[Stored entries]
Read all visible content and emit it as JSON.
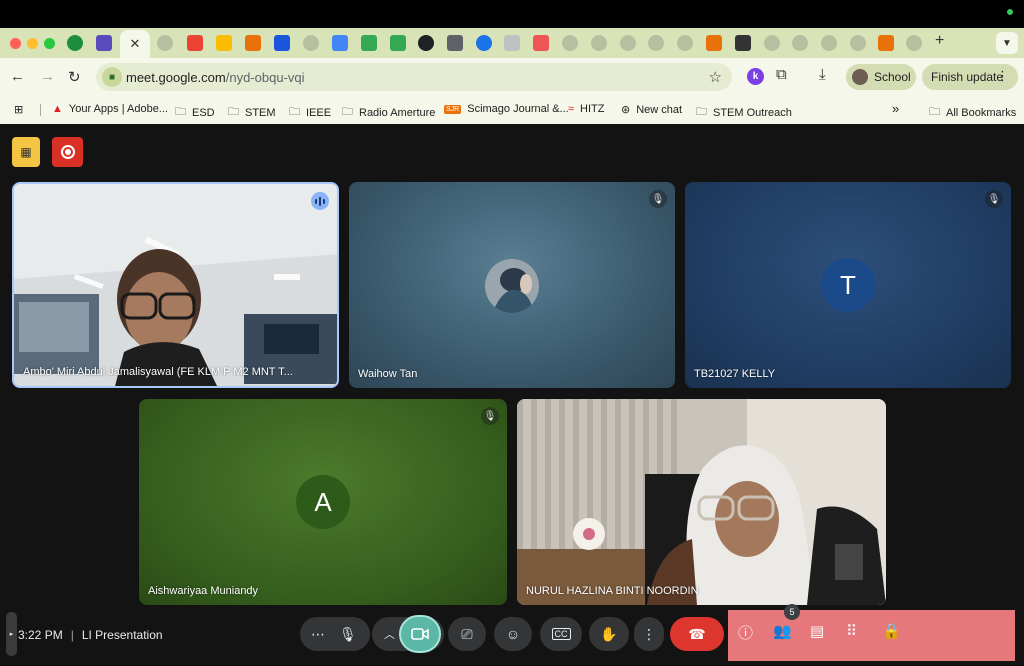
{
  "browser": {
    "url_host": "meet.google.com",
    "url_path": "/nyd-obqu-vqi",
    "profile_label": "School",
    "finish_update_label": "Finish update",
    "extension_letter": "k",
    "new_tab_label": "+"
  },
  "bookmarks": [
    {
      "label": "Your Apps | Adobe...",
      "icon": "adobe-icon"
    },
    {
      "label": "ESD",
      "icon": "folder-icon"
    },
    {
      "label": "STEM",
      "icon": "folder-icon"
    },
    {
      "label": "IEEE",
      "icon": "folder-icon"
    },
    {
      "label": "Radio Amerture",
      "icon": "folder-icon"
    },
    {
      "label": "Scimago Journal &...",
      "icon": "scimago-icon",
      "icon_text": "SJR"
    },
    {
      "label": "HITZ",
      "icon": "hitz-icon"
    },
    {
      "label": "New chat",
      "icon": "chat-icon"
    },
    {
      "label": "STEM Outreach",
      "icon": "folder-icon"
    },
    {
      "label": "All Bookmarks",
      "icon": "folder-icon"
    }
  ],
  "bookmarks_overflow": "»",
  "participants": [
    {
      "name": "Ambo' Miri Abdul Jamalisyawal (FE KLM P M2 MNT T...",
      "speaking": true
    },
    {
      "name": "Waihow Tan",
      "muted": true
    },
    {
      "name": "TB21027 KELLY",
      "initial": "T",
      "muted": true,
      "avatar_color": "#1a4a8a"
    },
    {
      "name": "Aishwariyaa Muniandy",
      "initial": "A",
      "muted": true,
      "avatar_color": "#2e5a1a"
    },
    {
      "name": "NURUL HAZLINA BINTI NOORDIN"
    }
  ],
  "meeting": {
    "time": "3:22 PM",
    "title": "LI Presentation",
    "participant_count": "5"
  },
  "colors": {
    "hangup": "#dc362e",
    "camera_active": "#5bb8a6",
    "chrome_frame": "#d9e3b8",
    "record": "#d93025"
  }
}
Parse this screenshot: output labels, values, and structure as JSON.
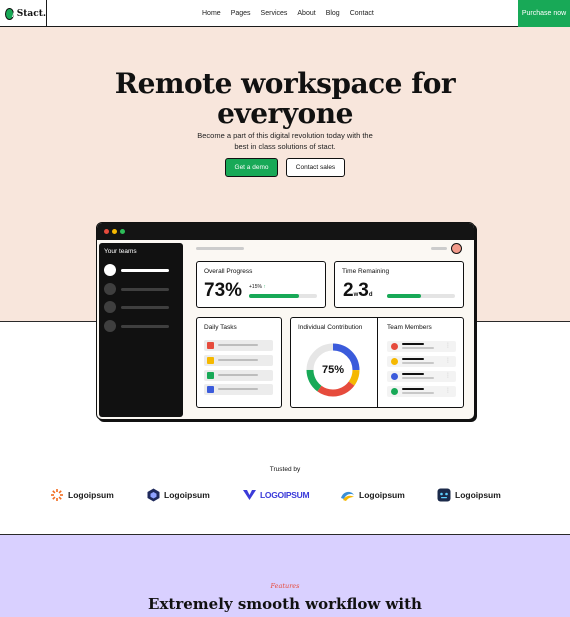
{
  "nav": {
    "brand": "Stact.",
    "links": [
      "Home",
      "Pages",
      "Services",
      "About",
      "Blog",
      "Contact"
    ],
    "cta": "Purchase now"
  },
  "hero": {
    "title_line1": "Remote workspace for",
    "title_line2": "everyone",
    "subtitle": "Become a part of this digital revolution today with the best in class solutions of stact.",
    "primary_button": "Get a demo",
    "secondary_button": "Contact sales"
  },
  "dashboard": {
    "sidebar_title": "Your teams",
    "overall_progress": {
      "label": "Overall Progress",
      "value": "73%",
      "change": "+15%",
      "progress": 0.73
    },
    "time_remaining": {
      "label": "Time Remaining",
      "weeks": "2",
      "weeks_unit": "w",
      "days": "3",
      "days_unit": "d",
      "progress": 0.5
    },
    "daily_tasks": {
      "label": "Daily Tasks",
      "task_colors": [
        "#e64b3c",
        "#f5b800",
        "#18a957",
        "#3b5bdb"
      ]
    },
    "individual_contribution": {
      "label": "Individual Contribution",
      "value": "75%",
      "segments": [
        {
          "color": "#3b5bdb",
          "share": 0.25
        },
        {
          "color": "#f5b800",
          "share": 0.1
        },
        {
          "color": "#e64b3c",
          "share": 0.25
        },
        {
          "color": "#18a957",
          "share": 0.15
        },
        {
          "color": "#e6e6e6",
          "share": 0.25
        }
      ]
    },
    "team_members": {
      "label": "Team Members",
      "member_colors": [
        "#e64b3c",
        "#f5b800",
        "#3b5bdb",
        "#18a957"
      ]
    }
  },
  "trusted": {
    "heading": "Trusted by",
    "logos": [
      "Logoipsum",
      "Logoipsum",
      "LOGOIPSUM",
      "Logoipsum",
      "Logoipsum"
    ]
  },
  "features": {
    "kicker": "Features",
    "title": "Extremely smooth workflow with"
  },
  "colors": {
    "accent": "#18a957",
    "hero_bg": "#f8e6dc",
    "features_bg": "#d9d0ff"
  }
}
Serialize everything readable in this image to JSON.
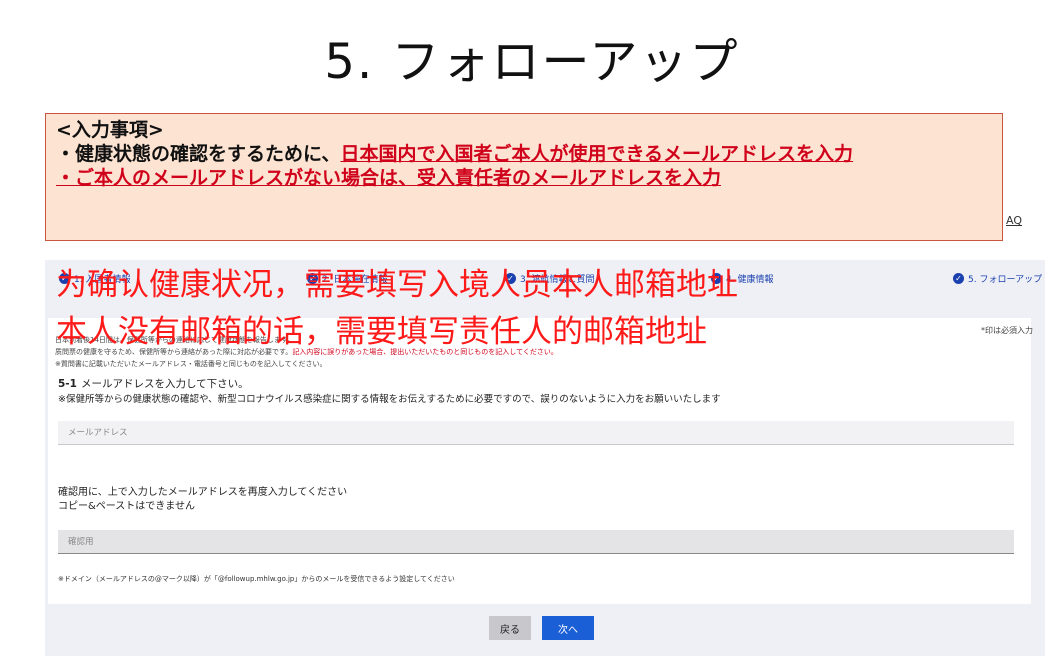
{
  "slide_title": "5. フォローアップ",
  "callout": {
    "heading": "<入力事項>",
    "line1_prefix": "・健康状態の確認をするために、",
    "line1_emphasis": "日本国内で入国者ご本人が使用できるメールアドレスを入力",
    "line2": "・ご本人のメールアドレスがない場合は、受入責任者のメールアドレスを入力"
  },
  "overlay_chinese": {
    "line1": "为确认健康状况，需要填写入境人员本人邮箱地址",
    "line2": "本人没有邮箱的话，需要填写责任人的邮箱地址"
  },
  "header_link": "AQ",
  "steps": [
    {
      "label": "1. 入国者情報"
    },
    {
      "label": "2. 日本滞在情報"
    },
    {
      "label": "3. 渡航情報と質問"
    },
    {
      "label": "4. 健康情報"
    },
    {
      "label": "5. フォローアップ"
    }
  ],
  "form": {
    "required_note": "*印は必須入力",
    "intro_line1": "日本到着後14日間は、保健所等からの連絡に応じて健康状態を報告します。",
    "intro_line2_prefix": "质問票の健康を守るため、保健所等から連絡があった際に対応が必要です。",
    "intro_line2_red": "記入内容に誤りがあった場合、提出いただいたものと同じものを記入してください。",
    "intro_line3": "※質問書に記載いただいたメールアドレス・電話番号と同じものを記入してください。",
    "question_number": "5-1",
    "question_text": "メールアドレスを入力して下さい。",
    "question_note": "※保健所等からの健康状態の確認や、新型コロナウイルス感染症に関する情報をお伝えするために必要ですので、誤りのないように入力をお願いいたします",
    "email_placeholder": "メールアドレス",
    "confirm_label_line1": "確認用に、上で入力したメールアドレスを再度入力してください",
    "confirm_label_line2": "コピー&ペーストはできません",
    "confirm_placeholder": "確認用",
    "domain_note": "※ドメイン（メールアドレスの@マーク以降）が「@followup.mhlw.go.jp」からのメールを受信できるよう設定してください"
  },
  "buttons": {
    "back": "戻る",
    "next": "次へ"
  },
  "colors": {
    "accent_blue": "#1a3fae",
    "button_blue": "#1a5fd6",
    "alert_red": "#d0021b",
    "callout_bg": "#fde4d2",
    "overlay_red": "#ff1a1a"
  }
}
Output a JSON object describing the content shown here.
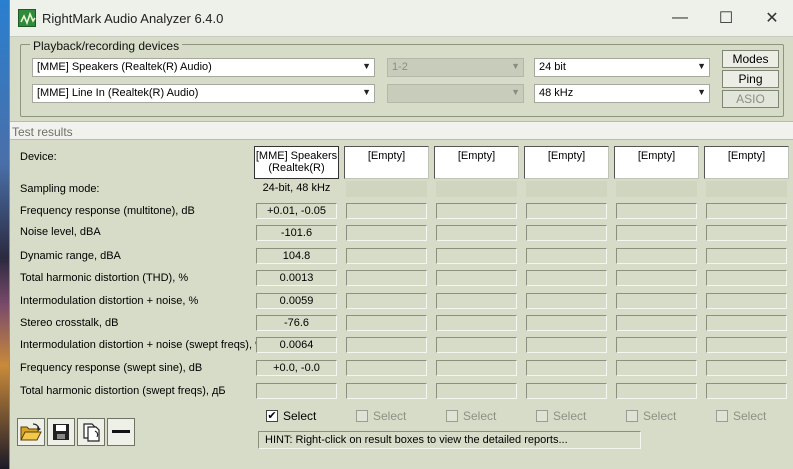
{
  "window": {
    "title": "RightMark Audio Analyzer 6.4.0",
    "controls": {
      "minimize": "—",
      "maximize": "☐",
      "close": "✕"
    }
  },
  "devices": {
    "legend": "Playback/recording devices",
    "playback_device": "[MME] Speakers (Realtek(R) Audio)",
    "recording_device": "[MME] Line In (Realtek(R) Audio)",
    "channels": "1-2",
    "channels_2": "",
    "bit_depth": "24 bit",
    "sample_rate": "48 kHz",
    "buttons": {
      "modes": "Modes",
      "ping": "Ping",
      "asio": "ASIO"
    }
  },
  "results": {
    "title": "Test results",
    "rows": {
      "device": "Device:",
      "sampling": "Sampling mode:",
      "freq_resp": "Frequency response (multitone), dB",
      "noise": "Noise level, dBA",
      "dyn_range": "Dynamic range, dBA",
      "thd": "Total harmonic distortion (THD), %",
      "imd": "Intermodulation distortion + noise, %",
      "crosstalk": "Stereo crosstalk, dB",
      "imd_swept": "Intermodulation distortion + noise (swept freqs), %",
      "freq_swept": "Frequency response (swept sine), dB",
      "thd_swept": "Total harmonic distortion (swept freqs), дБ"
    },
    "columns": [
      {
        "device": "[MME] Speakers\n(Realtek(R)",
        "sampling": "24-bit, 48 kHz",
        "freq_resp": "+0.01, -0.05",
        "noise": "-101.6",
        "dyn_range": "104.8",
        "thd": "0.0013",
        "imd": "0.0059",
        "crosstalk": "-76.6",
        "imd_swept": "0.0064",
        "freq_swept": "+0.0, -0.0",
        "thd_swept": "",
        "select_label": "Select",
        "selected": true
      },
      {
        "device": "[Empty]",
        "select_label": "Select",
        "selected": false
      },
      {
        "device": "[Empty]",
        "select_label": "Select",
        "selected": false
      },
      {
        "device": "[Empty]",
        "select_label": "Select",
        "selected": false
      },
      {
        "device": "[Empty]",
        "select_label": "Select",
        "selected": false
      },
      {
        "device": "[Empty]",
        "select_label": "Select",
        "selected": false
      }
    ],
    "check_mark": "✔",
    "hint": "HINT: Right-click on result boxes to view the detailed reports..."
  },
  "toolbar": {
    "icons": [
      "open-folder-icon",
      "save-disk-icon",
      "copy-documents-icon",
      "minus-icon"
    ]
  }
}
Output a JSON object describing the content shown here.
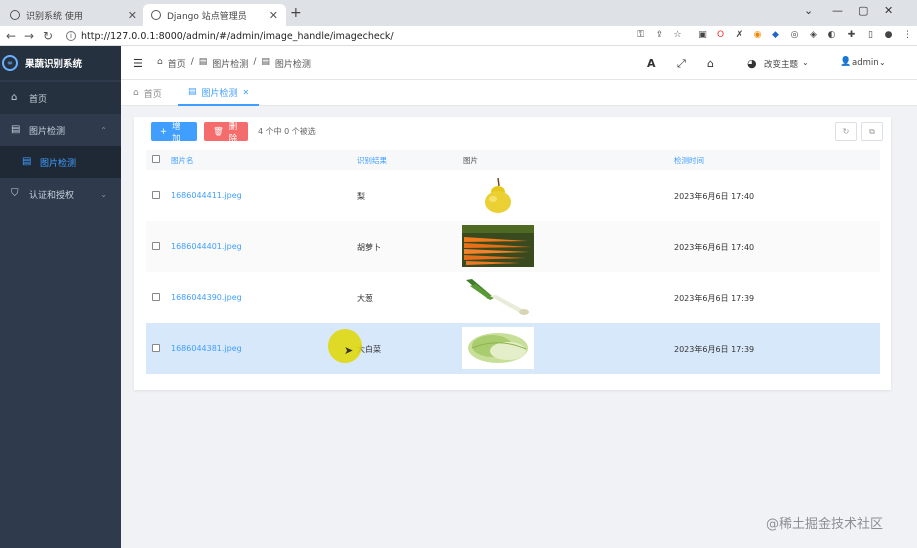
{
  "browser": {
    "tabs": [
      {
        "title": "识别系统 使用"
      },
      {
        "title": "Django 站点管理员"
      }
    ],
    "url": "http://127.0.0.1:8000/admin/#/admin/image_handle/imagecheck/"
  },
  "sidebar": {
    "brand": "果蔬识别系统",
    "items": [
      {
        "label": "首页",
        "icon": "home-icon"
      },
      {
        "label": "图片检测",
        "icon": "image-icon"
      },
      {
        "label": "图片检测",
        "icon": "image-icon"
      },
      {
        "label": "认证和授权",
        "icon": "shield-icon"
      }
    ]
  },
  "header": {
    "breadcrumb": [
      "首页",
      "/",
      "图片检测",
      "/",
      "图片检测"
    ],
    "font_label": "A",
    "theme_label": "改变主题",
    "user": "admin"
  },
  "content_tabs": [
    {
      "label": "首页"
    },
    {
      "label": "图片检测"
    }
  ],
  "toolbar": {
    "add_label": "增加",
    "delete_label": "删除",
    "selection_text": "4 个中 0 个被选"
  },
  "table": {
    "columns": [
      "图片名",
      "识别结果",
      "图片",
      "检测时间"
    ],
    "rows": [
      {
        "name": "1686044411.jpeg",
        "result": "梨",
        "time": "2023年6月6日 17:40",
        "image": "pear"
      },
      {
        "name": "1686044401.jpeg",
        "result": "胡萝卜",
        "time": "2023年6月6日 17:40",
        "image": "carrots"
      },
      {
        "name": "1686044390.jpeg",
        "result": "大葱",
        "time": "2023年6月6日 17:39",
        "image": "scallion"
      },
      {
        "name": "1686044381.jpeg",
        "result": "大白菜",
        "time": "2023年6月6日 17:39",
        "image": "napa-cabbage"
      }
    ]
  },
  "watermark": "@稀土掘金技术社区",
  "colors": {
    "accent": "#409eff",
    "danger": "#f56c6c",
    "sidebar": "#2f3b4d",
    "selected_row": "#d8e8fb"
  }
}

## GIVEN TASK
Scan the material for lines with the word "Audio", and copy each line you find.

## TASK RESPONSE
    "title": "RightMark Audio Analyzer 6.4.0",
    "playback_device": "[MME] Speakers (Realtek(R) Audio)",
    "recording_device": "[MME] Line In (Realtek(R) Audio)",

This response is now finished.